What the exercise asks: Which lines contain the string "title"? Please list every one of them.

%%

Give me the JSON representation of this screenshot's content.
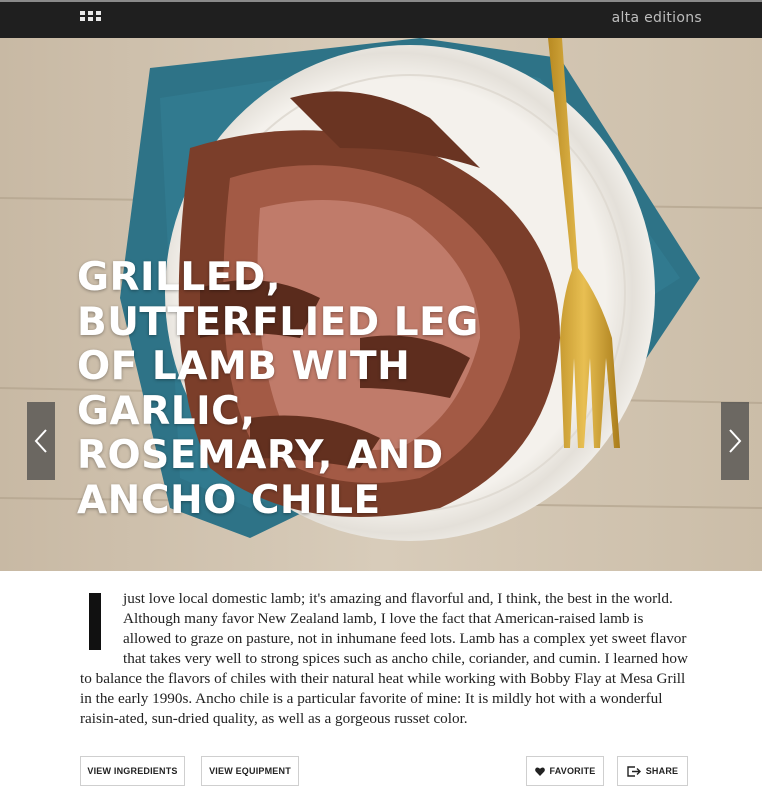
{
  "header": {
    "menu_icon": "grid-icon",
    "brand": "alta editions"
  },
  "hero": {
    "title": "GRILLED, BUTTERFLIED LEG OF LAMB WITH GARLIC, ROSEMARY, AND ANCHO CHILE",
    "prev_icon": "chevron-left-icon",
    "next_icon": "chevron-right-icon"
  },
  "article": {
    "dropcap": "I",
    "body": "just love local domestic lamb; it's amazing and flavorful and, I think, the best in the world. Although many favor New Zealand lamb, I love the fact that American-raised lamb is allowed to graze on pasture, not in inhumane feed lots. Lamb has a complex yet sweet flavor that takes very well to strong spices such as ancho chile, coriander, and cumin. I learned how to balance the flavors of chiles with their natural heat while working with Bobby Flay at Mesa Grill in the early 1990s. Ancho chile is a particular favorite of mine: It is mildly hot with a wonderful raisin-ated, sun-dried quality, as well as a gorgeous russet color."
  },
  "actions": {
    "view_ingredients": "VIEW INGREDIENTS",
    "view_equipment": "VIEW EQUIPMENT",
    "favorite": "FAVORITE",
    "share": "SHARE",
    "favorite_icon": "heart-icon",
    "share_icon": "share-icon"
  }
}
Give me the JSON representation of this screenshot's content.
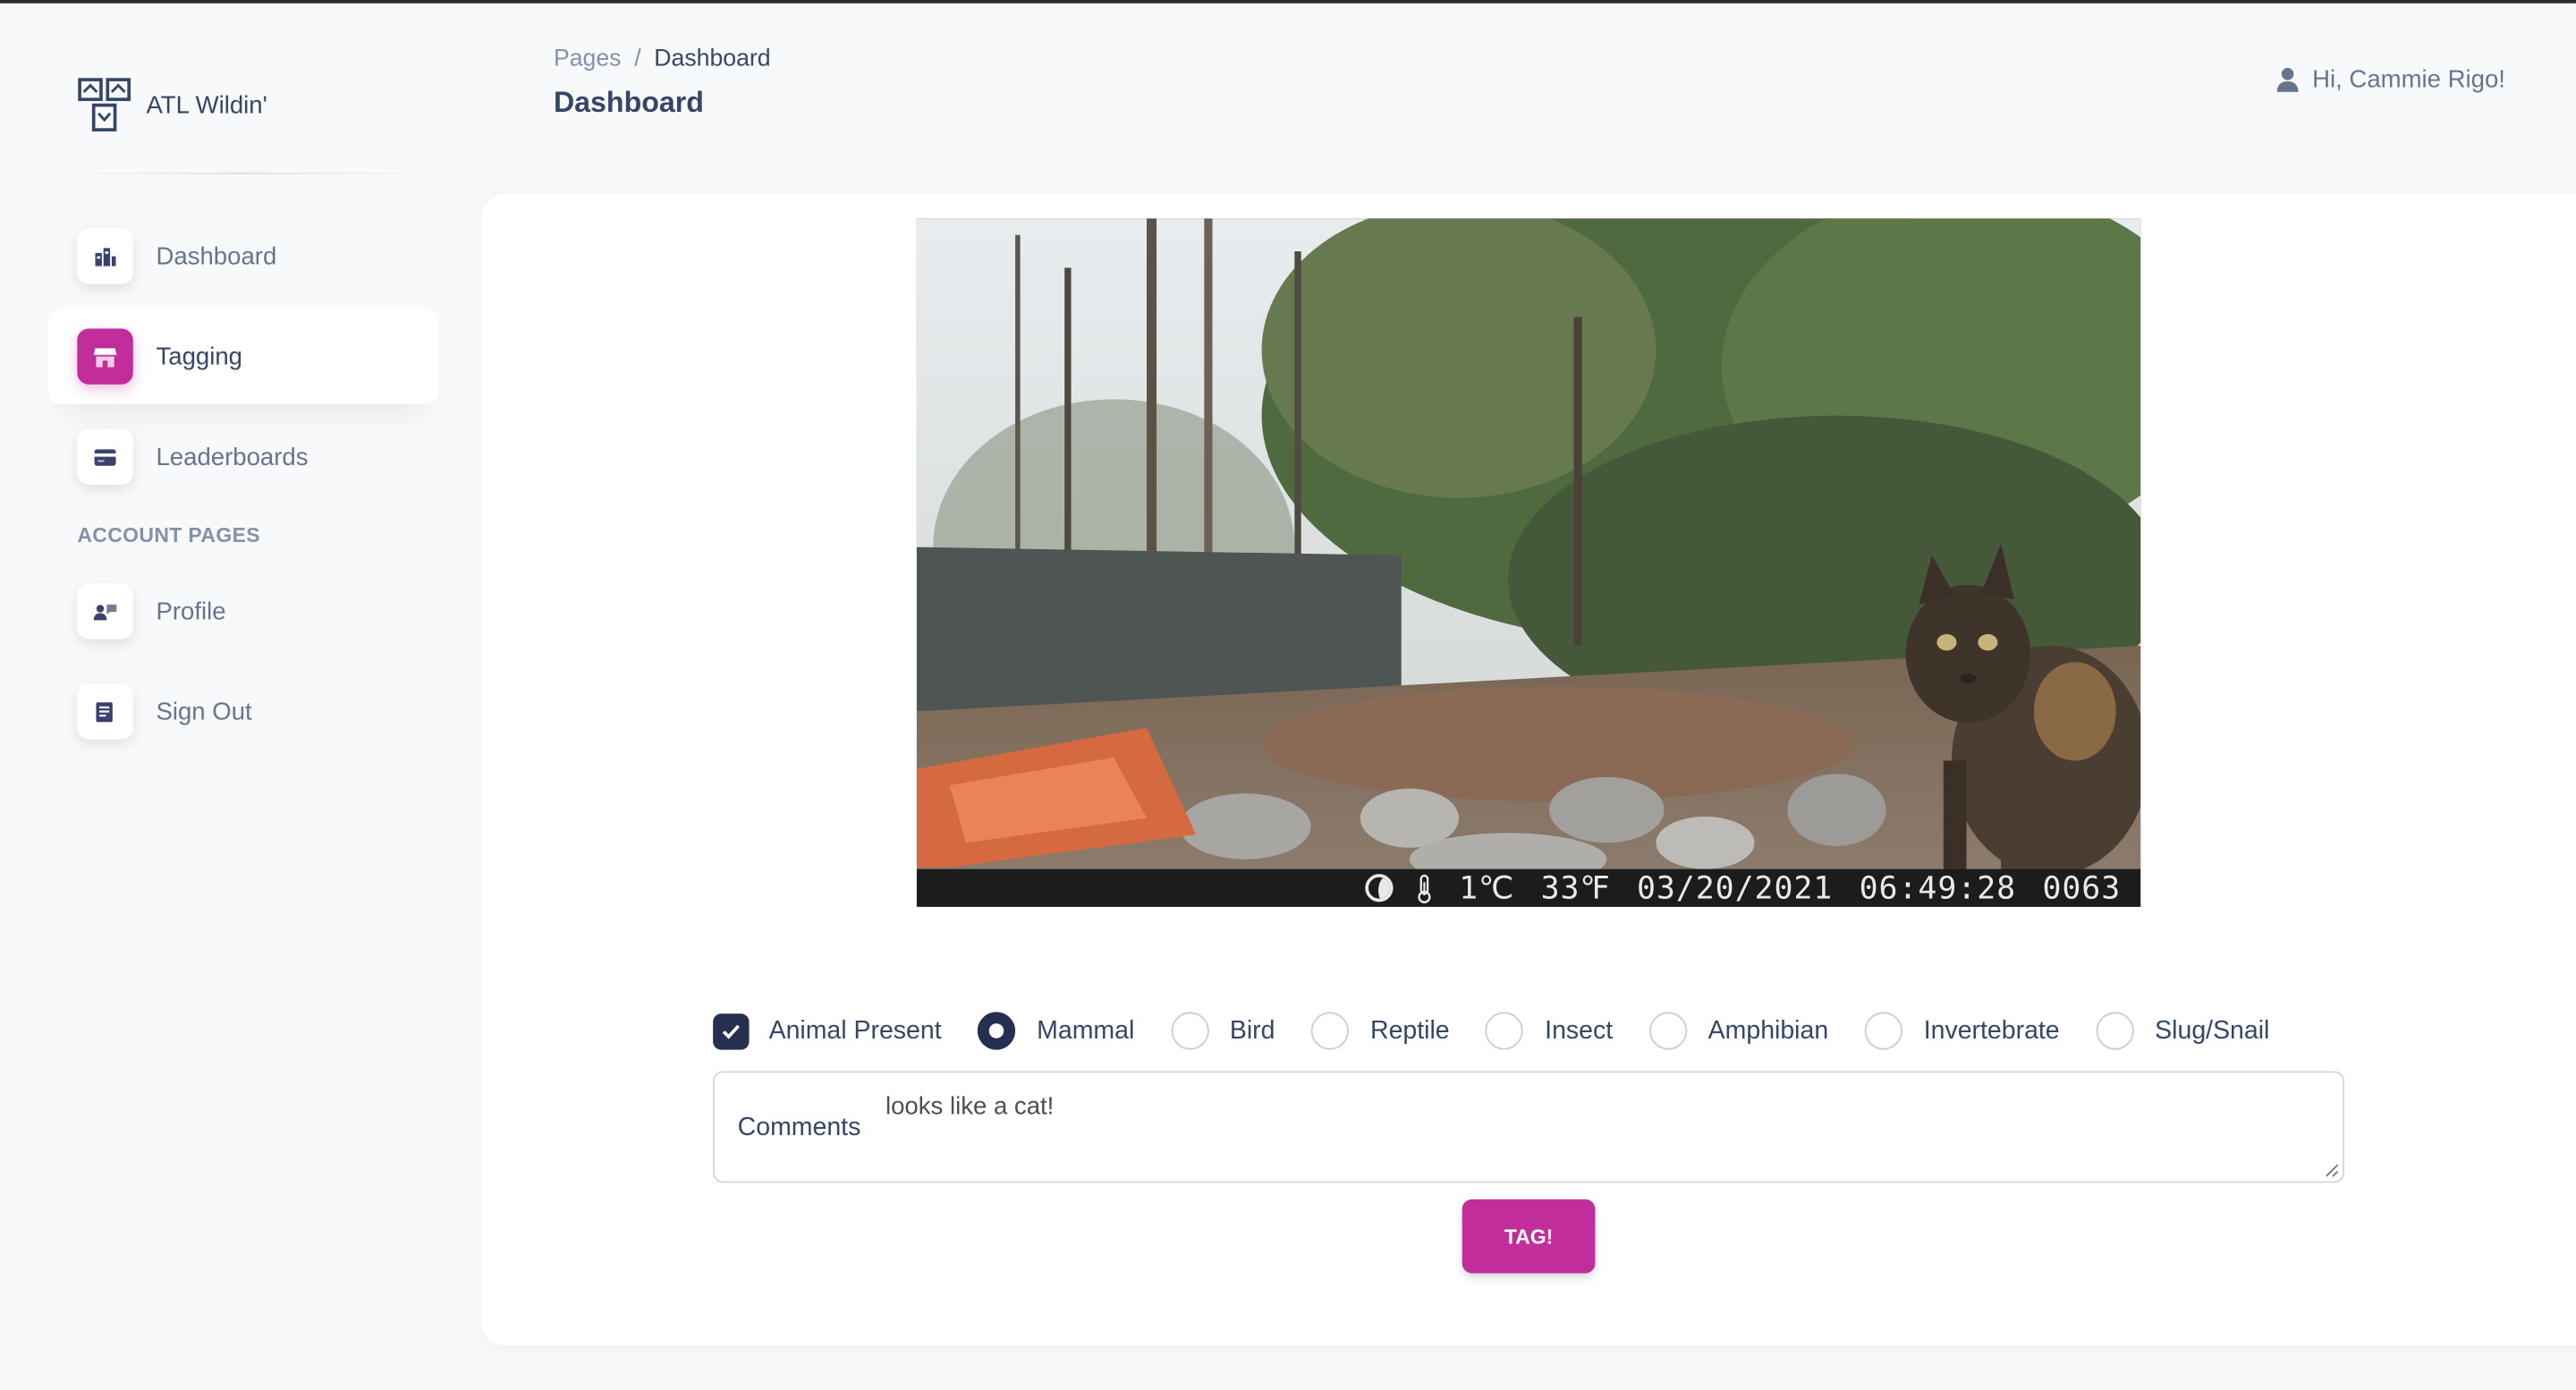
{
  "brand": {
    "name": "ATL Wildin'"
  },
  "sidebar": {
    "items": [
      {
        "label": "Dashboard",
        "icon": "dashboard-icon",
        "active": false
      },
      {
        "label": "Tagging",
        "icon": "store-icon",
        "active": true
      },
      {
        "label": "Leaderboards",
        "icon": "credit-card-icon",
        "active": false
      }
    ],
    "account_heading": "ACCOUNT PAGES",
    "account_items": [
      {
        "label": "Profile",
        "icon": "profile-icon"
      },
      {
        "label": "Sign Out",
        "icon": "document-icon"
      }
    ]
  },
  "header": {
    "breadcrumb": {
      "root": "Pages",
      "separator": "/",
      "current": "Dashboard"
    },
    "title": "Dashboard",
    "greeting": "Hi, Cammie Rigo!"
  },
  "photo": {
    "overlay": {
      "temp_c": "1℃",
      "temp_f": "33℉",
      "date": "03/20/2021",
      "time": "06:49:28",
      "counter": "0063"
    }
  },
  "tagging": {
    "animal_present": {
      "label": "Animal Present",
      "checked": true
    },
    "categories": [
      {
        "label": "Mammal",
        "checked": true
      },
      {
        "label": "Bird",
        "checked": false
      },
      {
        "label": "Reptile",
        "checked": false
      },
      {
        "label": "Insect",
        "checked": false
      },
      {
        "label": "Amphibian",
        "checked": false
      },
      {
        "label": "Invertebrate",
        "checked": false
      },
      {
        "label": "Slug/Snail",
        "checked": false
      }
    ],
    "comments_label": "Comments",
    "comments_value": "looks like a cat!",
    "submit_label": "TAG!"
  },
  "colors": {
    "accent": "#c12d9a",
    "dark": "#252f50",
    "text": "#344767",
    "muted": "#67748e"
  }
}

%%

The completed task:
    "title": "GRILLED, BUTTERFLIED LEG OF LAMB WITH GARLIC, ROSEMARY, AND ANCHO CHILE",
    "title": "Dashboard",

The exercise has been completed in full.